§ Stated exercise:
Quote the records that follow in full, leaving the pictures out.

§ Data for this exercise:
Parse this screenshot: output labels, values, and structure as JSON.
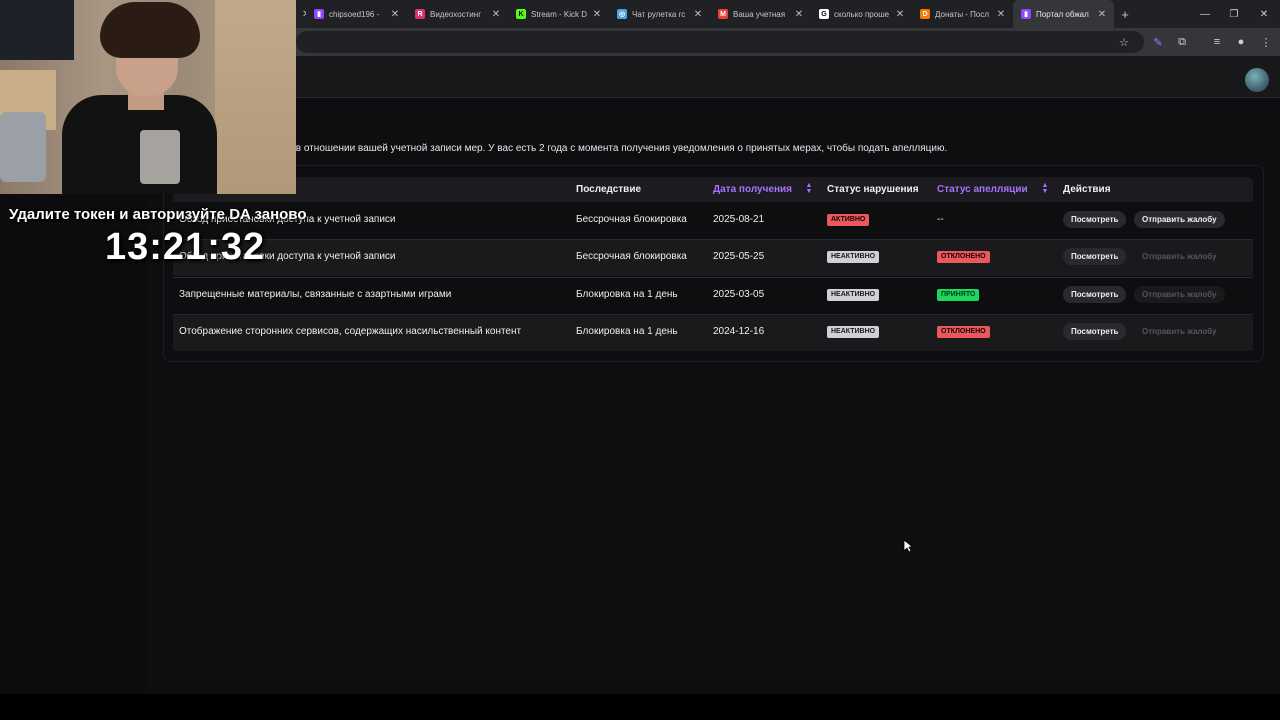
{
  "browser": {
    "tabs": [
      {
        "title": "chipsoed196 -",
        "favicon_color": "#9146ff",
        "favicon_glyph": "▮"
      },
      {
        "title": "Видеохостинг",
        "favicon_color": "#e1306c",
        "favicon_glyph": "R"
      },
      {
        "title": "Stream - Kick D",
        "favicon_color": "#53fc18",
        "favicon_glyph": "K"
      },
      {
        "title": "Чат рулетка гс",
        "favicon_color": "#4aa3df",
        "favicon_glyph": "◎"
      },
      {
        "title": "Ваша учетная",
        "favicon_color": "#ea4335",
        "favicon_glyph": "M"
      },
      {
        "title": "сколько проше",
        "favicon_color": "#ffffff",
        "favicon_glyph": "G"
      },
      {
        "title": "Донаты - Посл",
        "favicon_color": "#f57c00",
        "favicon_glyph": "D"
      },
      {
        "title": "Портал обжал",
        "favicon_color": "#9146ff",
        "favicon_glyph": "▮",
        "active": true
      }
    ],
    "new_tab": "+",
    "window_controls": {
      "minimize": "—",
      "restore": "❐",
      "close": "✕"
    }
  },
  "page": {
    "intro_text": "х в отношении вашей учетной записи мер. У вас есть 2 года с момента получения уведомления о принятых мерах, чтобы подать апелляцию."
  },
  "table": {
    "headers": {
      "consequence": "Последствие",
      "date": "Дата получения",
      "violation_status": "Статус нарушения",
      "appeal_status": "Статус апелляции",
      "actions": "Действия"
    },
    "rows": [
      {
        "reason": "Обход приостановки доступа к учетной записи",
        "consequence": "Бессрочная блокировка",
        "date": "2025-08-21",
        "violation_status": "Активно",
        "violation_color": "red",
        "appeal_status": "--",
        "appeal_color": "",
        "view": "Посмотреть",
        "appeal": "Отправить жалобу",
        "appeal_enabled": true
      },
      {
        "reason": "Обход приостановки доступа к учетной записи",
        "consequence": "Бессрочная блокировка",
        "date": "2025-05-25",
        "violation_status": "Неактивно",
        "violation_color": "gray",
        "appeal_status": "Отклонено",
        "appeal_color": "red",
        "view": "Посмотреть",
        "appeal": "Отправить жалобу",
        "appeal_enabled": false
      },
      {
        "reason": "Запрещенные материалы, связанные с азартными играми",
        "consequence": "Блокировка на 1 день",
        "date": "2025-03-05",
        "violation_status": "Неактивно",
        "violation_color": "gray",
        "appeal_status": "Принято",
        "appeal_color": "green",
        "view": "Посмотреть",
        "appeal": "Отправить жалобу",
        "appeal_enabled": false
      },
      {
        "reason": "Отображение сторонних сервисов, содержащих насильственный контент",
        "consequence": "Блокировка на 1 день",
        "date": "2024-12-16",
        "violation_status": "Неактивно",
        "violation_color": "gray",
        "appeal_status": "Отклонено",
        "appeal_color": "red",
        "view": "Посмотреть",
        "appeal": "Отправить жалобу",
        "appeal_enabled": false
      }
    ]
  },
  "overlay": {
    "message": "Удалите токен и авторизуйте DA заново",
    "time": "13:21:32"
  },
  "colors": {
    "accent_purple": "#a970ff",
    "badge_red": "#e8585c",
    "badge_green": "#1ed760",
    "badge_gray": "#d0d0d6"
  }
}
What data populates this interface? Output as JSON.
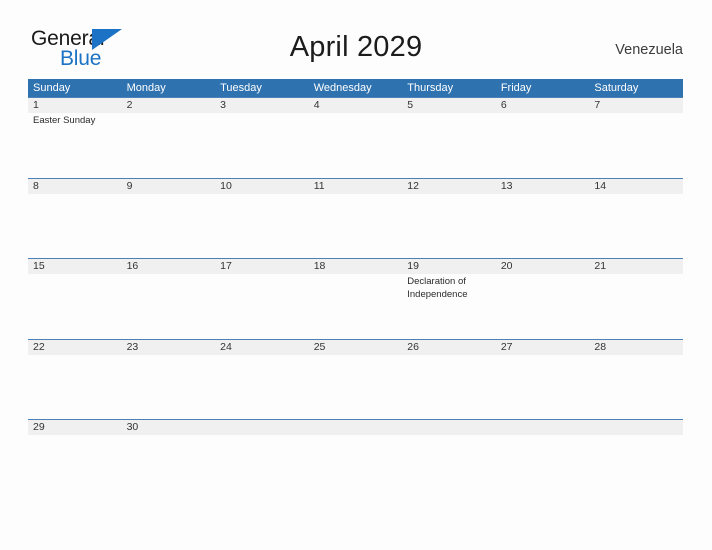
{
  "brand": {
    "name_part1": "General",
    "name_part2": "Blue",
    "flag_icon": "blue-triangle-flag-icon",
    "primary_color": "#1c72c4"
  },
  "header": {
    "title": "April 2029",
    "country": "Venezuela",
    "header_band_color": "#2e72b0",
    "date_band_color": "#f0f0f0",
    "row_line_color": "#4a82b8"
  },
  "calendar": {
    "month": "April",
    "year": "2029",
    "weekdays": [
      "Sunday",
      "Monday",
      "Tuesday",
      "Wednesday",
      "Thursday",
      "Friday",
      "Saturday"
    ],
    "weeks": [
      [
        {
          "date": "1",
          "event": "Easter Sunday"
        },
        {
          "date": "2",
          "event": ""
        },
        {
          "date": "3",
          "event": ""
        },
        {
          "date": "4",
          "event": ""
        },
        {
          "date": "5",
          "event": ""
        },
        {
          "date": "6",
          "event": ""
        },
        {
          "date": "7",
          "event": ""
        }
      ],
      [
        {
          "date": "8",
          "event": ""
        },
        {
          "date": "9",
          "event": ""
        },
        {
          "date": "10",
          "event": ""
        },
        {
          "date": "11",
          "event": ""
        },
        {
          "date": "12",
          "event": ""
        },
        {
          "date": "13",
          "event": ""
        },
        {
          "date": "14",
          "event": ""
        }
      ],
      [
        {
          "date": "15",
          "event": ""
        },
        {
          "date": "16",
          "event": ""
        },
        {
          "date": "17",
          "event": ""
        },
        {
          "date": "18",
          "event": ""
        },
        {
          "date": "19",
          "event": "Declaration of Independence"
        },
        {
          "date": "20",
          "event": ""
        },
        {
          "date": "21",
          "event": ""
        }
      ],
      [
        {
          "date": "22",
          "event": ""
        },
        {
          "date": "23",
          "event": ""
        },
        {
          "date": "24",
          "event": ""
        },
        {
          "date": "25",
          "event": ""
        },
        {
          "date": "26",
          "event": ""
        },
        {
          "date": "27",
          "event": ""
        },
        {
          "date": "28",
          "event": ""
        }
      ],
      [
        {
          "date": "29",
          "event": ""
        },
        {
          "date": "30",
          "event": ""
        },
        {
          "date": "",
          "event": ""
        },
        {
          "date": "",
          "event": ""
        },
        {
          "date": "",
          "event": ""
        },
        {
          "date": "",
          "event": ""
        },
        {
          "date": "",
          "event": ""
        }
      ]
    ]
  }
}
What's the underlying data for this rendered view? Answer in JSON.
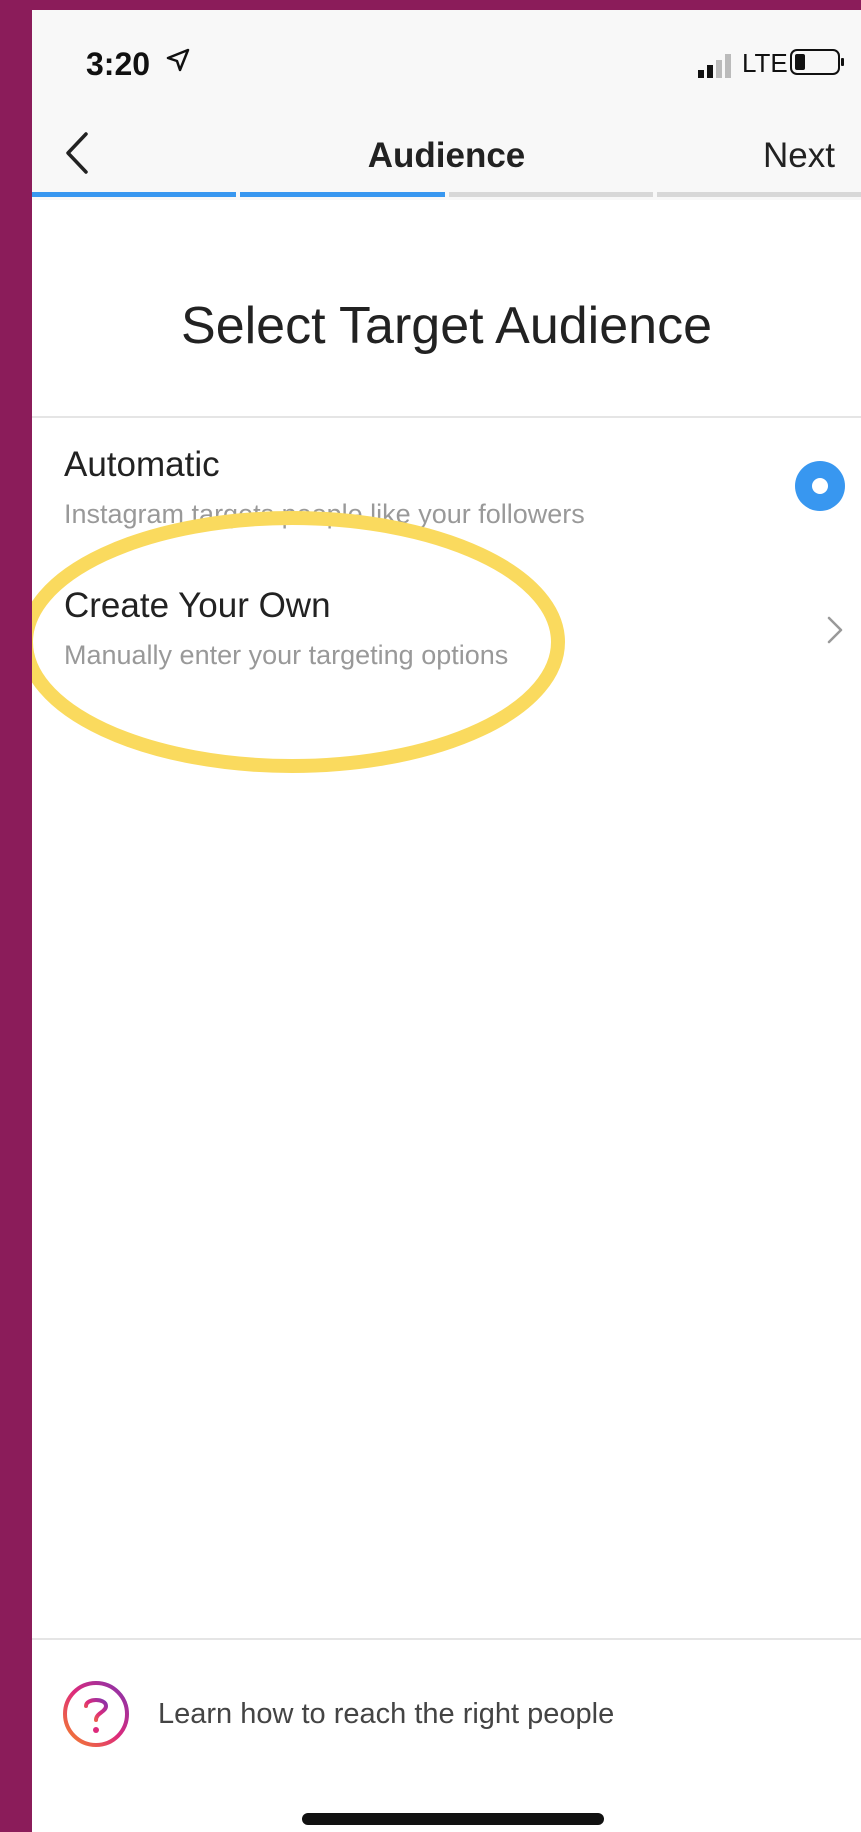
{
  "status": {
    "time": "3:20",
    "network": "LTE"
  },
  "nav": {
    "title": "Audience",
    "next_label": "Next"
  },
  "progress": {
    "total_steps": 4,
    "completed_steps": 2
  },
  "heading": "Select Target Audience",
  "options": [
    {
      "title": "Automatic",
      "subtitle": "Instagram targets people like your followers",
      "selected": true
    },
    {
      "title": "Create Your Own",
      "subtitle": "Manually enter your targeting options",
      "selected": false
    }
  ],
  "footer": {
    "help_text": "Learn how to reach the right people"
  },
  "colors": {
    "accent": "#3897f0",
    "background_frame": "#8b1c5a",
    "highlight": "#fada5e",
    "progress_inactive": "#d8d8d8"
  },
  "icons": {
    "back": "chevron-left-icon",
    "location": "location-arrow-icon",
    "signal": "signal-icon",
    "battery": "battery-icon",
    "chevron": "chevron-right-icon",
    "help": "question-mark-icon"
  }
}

§ Result below:
Parse this screenshot: output labels, values, and structure as JSON.
{
  "browser": {
    "tabs": [
      {
        "title": "chipsoed196 -",
        "favicon_color": "#9146ff",
        "favicon_glyph": "▮"
      },
      {
        "title": "Видеохостинг",
        "favicon_color": "#e1306c",
        "favicon_glyph": "R"
      },
      {
        "title": "Stream - Kick D",
        "favicon_color": "#53fc18",
        "favicon_glyph": "K"
      },
      {
        "title": "Чат рулетка гс",
        "favicon_color": "#4aa3df",
        "favicon_glyph": "◎"
      },
      {
        "title": "Ваша учетная",
        "favicon_color": "#ea4335",
        "favicon_glyph": "M"
      },
      {
        "title": "сколько проше",
        "favicon_color": "#ffffff",
        "favicon_glyph": "G"
      },
      {
        "title": "Донаты - Посл",
        "favicon_color": "#f57c00",
        "favicon_glyph": "D"
      },
      {
        "title": "Портал обжал",
        "favicon_color": "#9146ff",
        "favicon_glyph": "▮",
        "active": true
      }
    ],
    "new_tab": "+",
    "window_controls": {
      "minimize": "—",
      "restore": "❐",
      "close": "✕"
    }
  },
  "page": {
    "intro_text": "х в отношении вашей учетной записи мер. У вас есть 2 года с момента получения уведомления о принятых мерах, чтобы подать апелляцию."
  },
  "table": {
    "headers": {
      "consequence": "Последствие",
      "date": "Дата получения",
      "violation_status": "Статус нарушения",
      "appeal_status": "Статус апелляции",
      "actions": "Действия"
    },
    "rows": [
      {
        "reason": "Обход приостановки доступа к учетной записи",
        "consequence": "Бессрочная блокировка",
        "date": "2025-08-21",
        "violation_status": "Активно",
        "violation_color": "red",
        "appeal_status": "--",
        "appeal_color": "",
        "view": "Посмотреть",
        "appeal": "Отправить жалобу",
        "appeal_enabled": true
      },
      {
        "reason": "Обход приостановки доступа к учетной записи",
        "consequence": "Бессрочная блокировка",
        "date": "2025-05-25",
        "violation_status": "Неактивно",
        "violation_color": "gray",
        "appeal_status": "Отклонено",
        "appeal_color": "red",
        "view": "Посмотреть",
        "appeal": "Отправить жалобу",
        "appeal_enabled": false
      },
      {
        "reason": "Запрещенные материалы, связанные с азартными играми",
        "consequence": "Блокировка на 1 день",
        "date": "2025-03-05",
        "violation_status": "Неактивно",
        "violation_color": "gray",
        "appeal_status": "Принято",
        "appeal_color": "green",
        "view": "Посмотреть",
        "appeal": "Отправить жалобу",
        "appeal_enabled": false
      },
      {
        "reason": "Отображение сторонних сервисов, содержащих насильственный контент",
        "consequence": "Блокировка на 1 день",
        "date": "2024-12-16",
        "violation_status": "Неактивно",
        "violation_color": "gray",
        "appeal_status": "Отклонено",
        "appeal_color": "red",
        "view": "Посмотреть",
        "appeal": "Отправить жалобу",
        "appeal_enabled": false
      }
    ]
  },
  "overlay": {
    "message": "Удалите токен и авторизуйте DA заново",
    "time": "13:21:32"
  },
  "colors": {
    "accent_purple": "#a970ff",
    "badge_red": "#e8585c",
    "badge_green": "#1ed760",
    "badge_gray": "#d0d0d6"
  }
}
What data populates this interface? Output as JSON.
{
  "brand": {
    "name_part1": "General",
    "name_part2": "Blue",
    "flag_icon": "blue-triangle-flag-icon",
    "primary_color": "#1c72c4"
  },
  "header": {
    "title": "April 2029",
    "country": "Venezuela",
    "header_band_color": "#2e72b0",
    "date_band_color": "#f0f0f0",
    "row_line_color": "#4a82b8"
  },
  "calendar": {
    "month": "April",
    "year": "2029",
    "weekdays": [
      "Sunday",
      "Monday",
      "Tuesday",
      "Wednesday",
      "Thursday",
      "Friday",
      "Saturday"
    ],
    "weeks": [
      [
        {
          "date": "1",
          "event": "Easter Sunday"
        },
        {
          "date": "2",
          "event": ""
        },
        {
          "date": "3",
          "event": ""
        },
        {
          "date": "4",
          "event": ""
        },
        {
          "date": "5",
          "event": ""
        },
        {
          "date": "6",
          "event": ""
        },
        {
          "date": "7",
          "event": ""
        }
      ],
      [
        {
          "date": "8",
          "event": ""
        },
        {
          "date": "9",
          "event": ""
        },
        {
          "date": "10",
          "event": ""
        },
        {
          "date": "11",
          "event": ""
        },
        {
          "date": "12",
          "event": ""
        },
        {
          "date": "13",
          "event": ""
        },
        {
          "date": "14",
          "event": ""
        }
      ],
      [
        {
          "date": "15",
          "event": ""
        },
        {
          "date": "16",
          "event": ""
        },
        {
          "date": "17",
          "event": ""
        },
        {
          "date": "18",
          "event": ""
        },
        {
          "date": "19",
          "event": "Declaration of Independence"
        },
        {
          "date": "20",
          "event": ""
        },
        {
          "date": "21",
          "event": ""
        }
      ],
      [
        {
          "date": "22",
          "event": ""
        },
        {
          "date": "23",
          "event": ""
        },
        {
          "date": "24",
          "event": ""
        },
        {
          "date": "25",
          "event": ""
        },
        {
          "date": "26",
          "event": ""
        },
        {
          "date": "27",
          "event": ""
        },
        {
          "date": "28",
          "event": ""
        }
      ],
      [
        {
          "date": "29",
          "event": ""
        },
        {
          "date": "30",
          "event": ""
        },
        {
          "date": "",
          "event": ""
        },
        {
          "date": "",
          "event": ""
        },
        {
          "date": "",
          "event": ""
        },
        {
          "date": "",
          "event": ""
        },
        {
          "date": "",
          "event": ""
        }
      ]
    ]
  }
}
What's the underlying data for this rendered view? Answer in JSON.
{
  "status": {
    "time": "3:20",
    "network": "LTE"
  },
  "nav": {
    "title": "Audience",
    "next_label": "Next"
  },
  "progress": {
    "total_steps": 4,
    "completed_steps": 2
  },
  "heading": "Select Target Audience",
  "options": [
    {
      "title": "Automatic",
      "subtitle": "Instagram targets people like your followers",
      "selected": true
    },
    {
      "title": "Create Your Own",
      "subtitle": "Manually enter your targeting options",
      "selected": false
    }
  ],
  "footer": {
    "help_text": "Learn how to reach the right people"
  },
  "colors": {
    "accent": "#3897f0",
    "background_frame": "#8b1c5a",
    "highlight": "#fada5e",
    "progress_inactive": "#d8d8d8"
  },
  "icons": {
    "back": "chevron-left-icon",
    "location": "location-arrow-icon",
    "signal": "signal-icon",
    "battery": "battery-icon",
    "chevron": "chevron-right-icon",
    "help": "question-mark-icon"
  }
}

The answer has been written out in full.